-- start of Stored rows --
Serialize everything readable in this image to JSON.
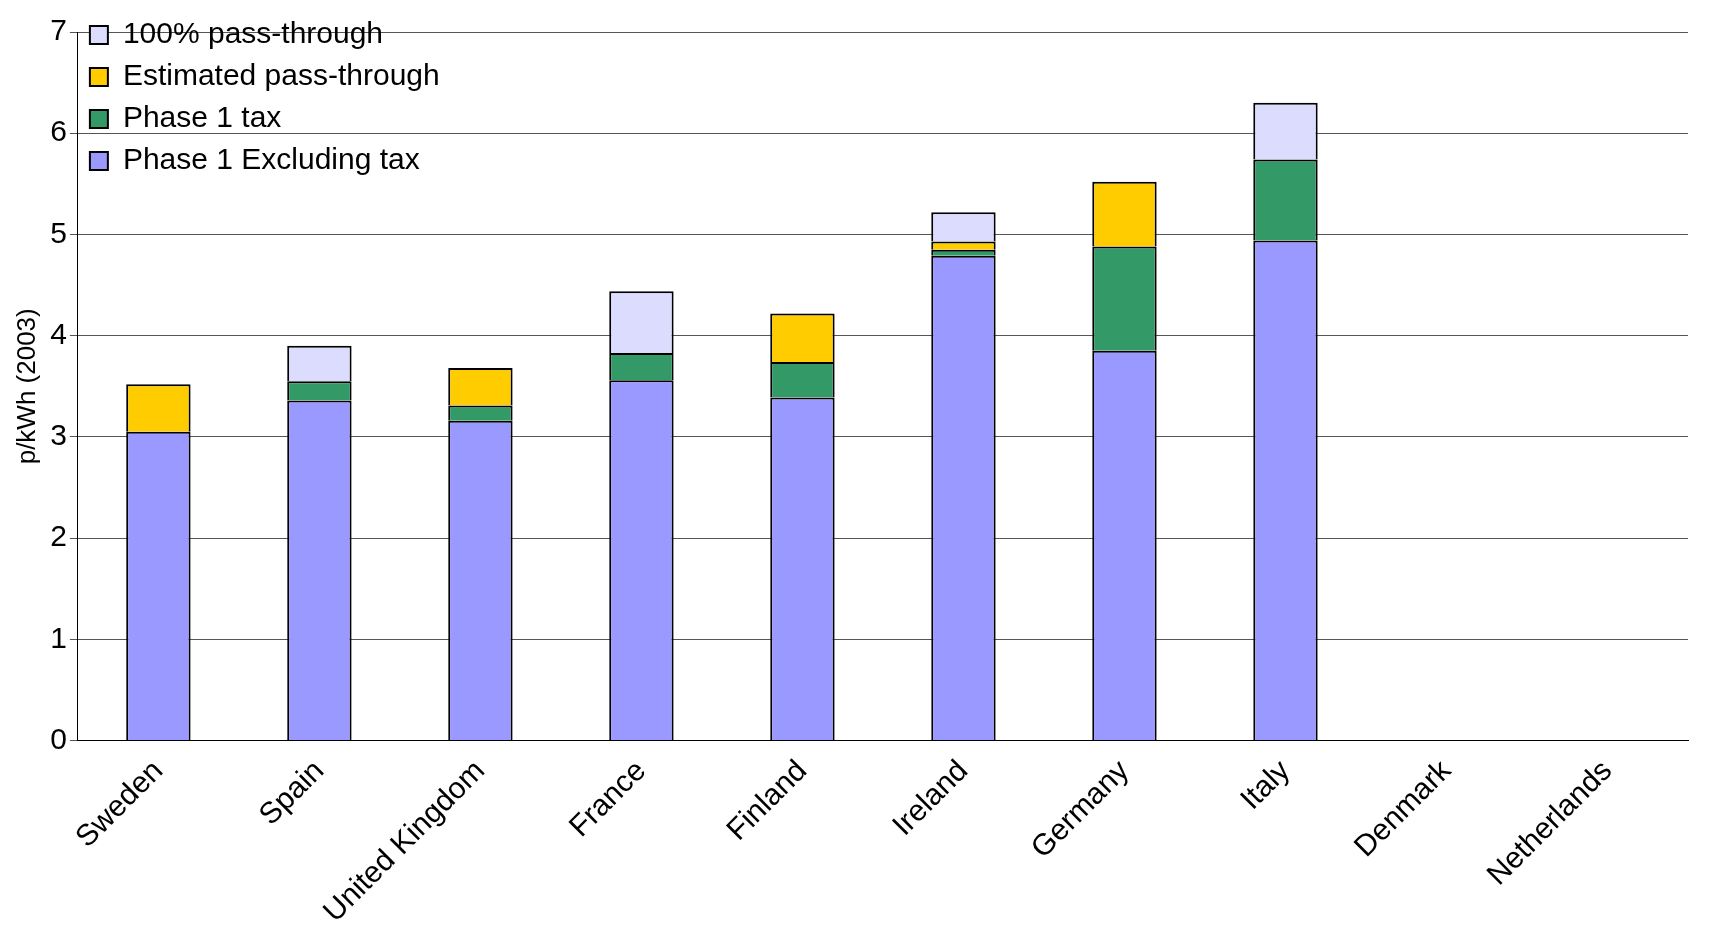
{
  "chart_data": {
    "type": "bar",
    "ylabel": "p/kWh (2003)",
    "categories": [
      "Sweden",
      "Spain",
      "United Kingdom",
      "France",
      "Finland",
      "Ireland",
      "Germany",
      "Italy",
      "Denmark",
      "Netherlands"
    ],
    "stacked": true,
    "ylim": [
      0,
      7
    ],
    "yticks": [
      0,
      1,
      2,
      3,
      4,
      5,
      6,
      7
    ],
    "grid": "y",
    "legend": "top left",
    "series": [
      {
        "name": "Phase 1 Excluding tax",
        "color": "#9999ff",
        "values": [
          3.05,
          3.36,
          3.16,
          3.56,
          3.39,
          4.79,
          3.85,
          4.94,
          null,
          null
        ]
      },
      {
        "name": "Phase 1 tax",
        "color": "#339966",
        "values": [
          null,
          0.19,
          0.15,
          0.27,
          0.35,
          0.06,
          1.03,
          0.8,
          null,
          null
        ]
      },
      {
        "name": "Estimated pass-through",
        "color": "#ffcc00",
        "values": [
          0.47,
          null,
          0.37,
          null,
          0.48,
          0.08,
          0.64,
          null,
          null,
          null
        ]
      },
      {
        "name": "100% pass-through",
        "color": "#dcdcff",
        "values": [
          null,
          0.35,
          null,
          0.61,
          null,
          0.29,
          null,
          0.56,
          null,
          null
        ]
      }
    ]
  }
}
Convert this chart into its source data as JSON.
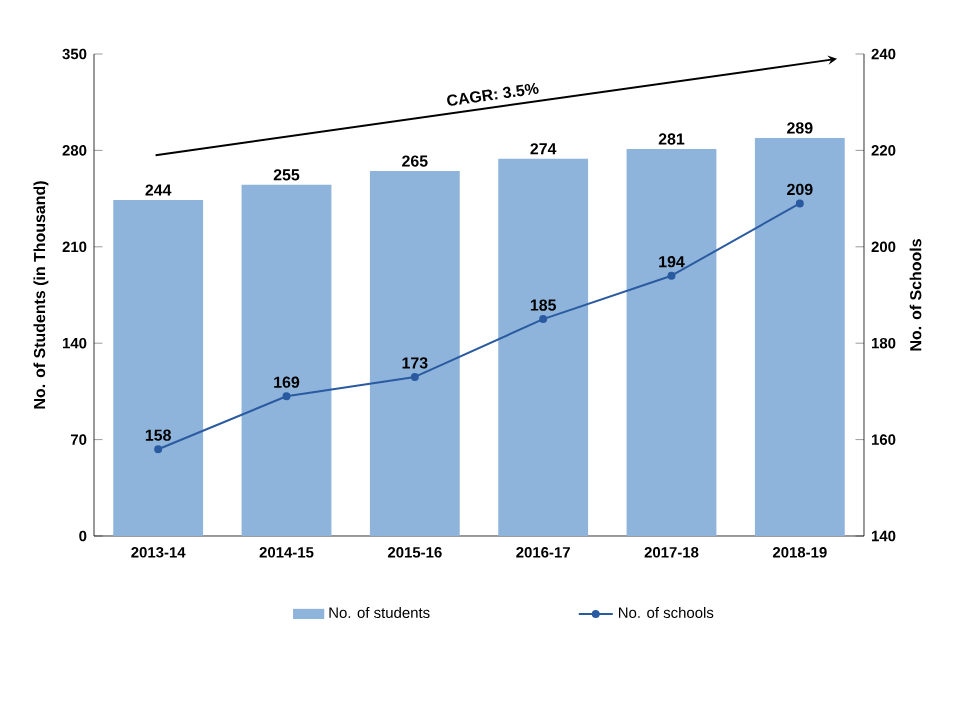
{
  "chart_data": {
    "type": "bar",
    "categories": [
      "2013-14",
      "2014-15",
      "2015-16",
      "2016-17",
      "2017-18",
      "2018-19"
    ],
    "ylabel": "No. of Students (in Thousand)",
    "y2label": "No. of Schools",
    "series": [
      {
        "name": "No. of students",
        "color": "#8eb4dc",
        "values": [
          244,
          255,
          265,
          274,
          281,
          289
        ]
      },
      {
        "name": "No. of schools",
        "type": "line",
        "axis": "y2",
        "color": "#2a5aa0",
        "marker": "circle",
        "values": [
          158,
          169,
          173,
          185,
          194,
          209
        ]
      }
    ],
    "ylim": [
      0,
      350
    ],
    "yticks": [
      0,
      70,
      140,
      210,
      280,
      350
    ],
    "y2lim": [
      140,
      240
    ],
    "y2ticks": [
      140,
      160,
      180,
      200,
      220,
      240
    ],
    "data_labels": true,
    "legend": "bottom",
    "grid": false,
    "annotations": [
      "CAGR: 3.5%"
    ]
  }
}
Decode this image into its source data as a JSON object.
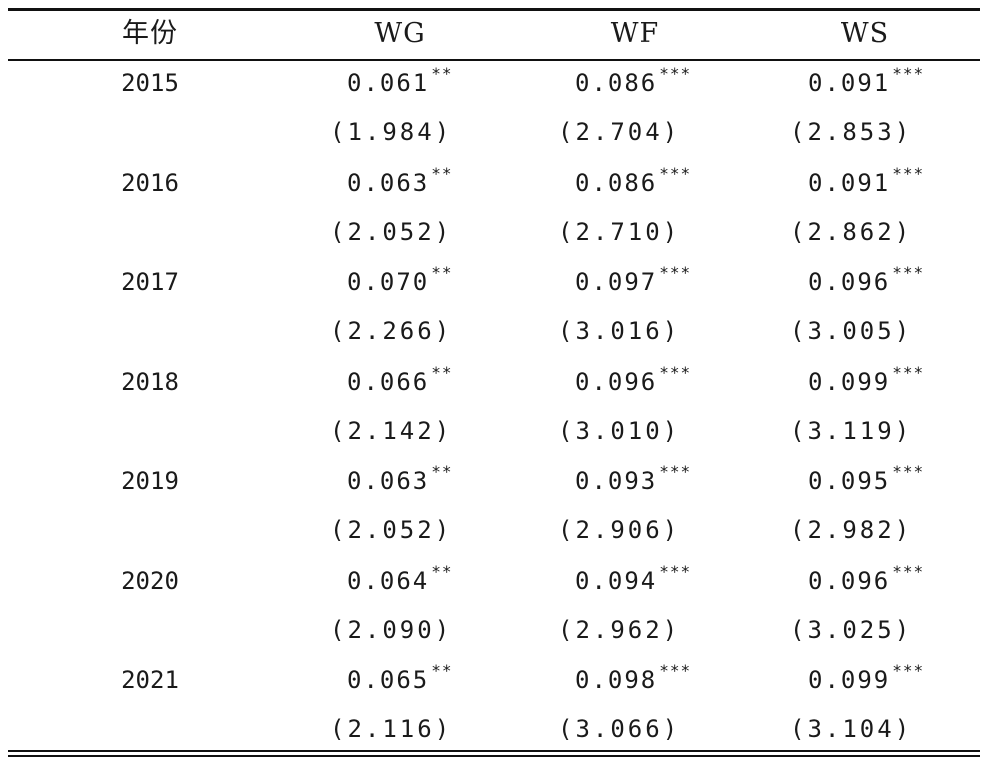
{
  "table": {
    "headers": [
      "年份",
      "WG",
      "WF",
      "WS"
    ],
    "rows": [
      {
        "year": "2015",
        "wg": {
          "coef": "0.061",
          "stars": "**",
          "t": "(1.984)"
        },
        "wf": {
          "coef": "0.086",
          "stars": "***",
          "t": "(2.704)"
        },
        "ws": {
          "coef": "0.091",
          "stars": "***",
          "t": "(2.853)"
        }
      },
      {
        "year": "2016",
        "wg": {
          "coef": "0.063",
          "stars": "**",
          "t": "(2.052)"
        },
        "wf": {
          "coef": "0.086",
          "stars": "***",
          "t": "(2.710)"
        },
        "ws": {
          "coef": "0.091",
          "stars": "***",
          "t": "(2.862)"
        }
      },
      {
        "year": "2017",
        "wg": {
          "coef": "0.070",
          "stars": "**",
          "t": "(2.266)"
        },
        "wf": {
          "coef": "0.097",
          "stars": "***",
          "t": "(3.016)"
        },
        "ws": {
          "coef": "0.096",
          "stars": "***",
          "t": "(3.005)"
        }
      },
      {
        "year": "2018",
        "wg": {
          "coef": "0.066",
          "stars": "**",
          "t": "(2.142)"
        },
        "wf": {
          "coef": "0.096",
          "stars": "***",
          "t": "(3.010)"
        },
        "ws": {
          "coef": "0.099",
          "stars": "***",
          "t": "(3.119)"
        }
      },
      {
        "year": "2019",
        "wg": {
          "coef": "0.063",
          "stars": "**",
          "t": "(2.052)"
        },
        "wf": {
          "coef": "0.093",
          "stars": "***",
          "t": "(2.906)"
        },
        "ws": {
          "coef": "0.095",
          "stars": "***",
          "t": "(2.982)"
        }
      },
      {
        "year": "2020",
        "wg": {
          "coef": "0.064",
          "stars": "**",
          "t": "(2.090)"
        },
        "wf": {
          "coef": "0.094",
          "stars": "***",
          "t": "(2.962)"
        },
        "ws": {
          "coef": "0.096",
          "stars": "***",
          "t": "(3.025)"
        }
      },
      {
        "year": "2021",
        "wg": {
          "coef": "0.065",
          "stars": "**",
          "t": "(2.116)"
        },
        "wf": {
          "coef": "0.098",
          "stars": "***",
          "t": "(3.066)"
        },
        "ws": {
          "coef": "0.099",
          "stars": "***",
          "t": "(3.104)"
        }
      }
    ]
  }
}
-- end of Stored rows --
What is required:
Identify every line above with the string "Phase" in it. Copy those lines.

Task result:
        "name": "Phase 1 Excluding tax",
        "name": "Phase 1 tax",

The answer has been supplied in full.